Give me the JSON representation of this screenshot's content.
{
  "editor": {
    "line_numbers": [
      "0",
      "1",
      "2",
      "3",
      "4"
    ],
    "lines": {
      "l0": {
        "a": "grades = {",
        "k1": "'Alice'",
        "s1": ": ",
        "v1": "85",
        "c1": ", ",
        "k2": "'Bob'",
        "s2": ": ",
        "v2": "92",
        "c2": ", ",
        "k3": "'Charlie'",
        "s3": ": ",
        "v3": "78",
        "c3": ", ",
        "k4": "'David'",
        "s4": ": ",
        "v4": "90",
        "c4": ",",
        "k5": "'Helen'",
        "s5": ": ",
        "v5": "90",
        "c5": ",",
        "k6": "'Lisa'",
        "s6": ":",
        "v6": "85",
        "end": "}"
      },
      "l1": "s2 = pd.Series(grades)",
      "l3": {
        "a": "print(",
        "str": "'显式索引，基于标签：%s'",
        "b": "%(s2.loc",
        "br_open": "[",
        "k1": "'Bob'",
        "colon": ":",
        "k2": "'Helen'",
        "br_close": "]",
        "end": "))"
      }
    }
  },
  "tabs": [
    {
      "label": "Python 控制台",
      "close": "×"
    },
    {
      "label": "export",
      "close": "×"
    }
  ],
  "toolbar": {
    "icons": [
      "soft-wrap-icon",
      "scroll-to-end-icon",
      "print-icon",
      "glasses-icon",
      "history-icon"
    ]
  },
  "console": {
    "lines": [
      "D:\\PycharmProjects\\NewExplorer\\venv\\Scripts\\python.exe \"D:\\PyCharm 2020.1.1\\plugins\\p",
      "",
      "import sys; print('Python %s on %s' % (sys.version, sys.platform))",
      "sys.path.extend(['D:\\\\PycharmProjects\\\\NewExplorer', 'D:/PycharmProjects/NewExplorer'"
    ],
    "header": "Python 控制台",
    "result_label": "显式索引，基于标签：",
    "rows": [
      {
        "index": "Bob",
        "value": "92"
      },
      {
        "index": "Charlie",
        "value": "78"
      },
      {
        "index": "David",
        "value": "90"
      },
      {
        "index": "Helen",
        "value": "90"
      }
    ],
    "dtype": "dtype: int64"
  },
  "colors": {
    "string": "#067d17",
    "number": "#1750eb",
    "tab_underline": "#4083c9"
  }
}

————————

■ **Direction**: Give the number of lines that carry the word "基于标签", with nothing added.

■ **Finished exercise**: 2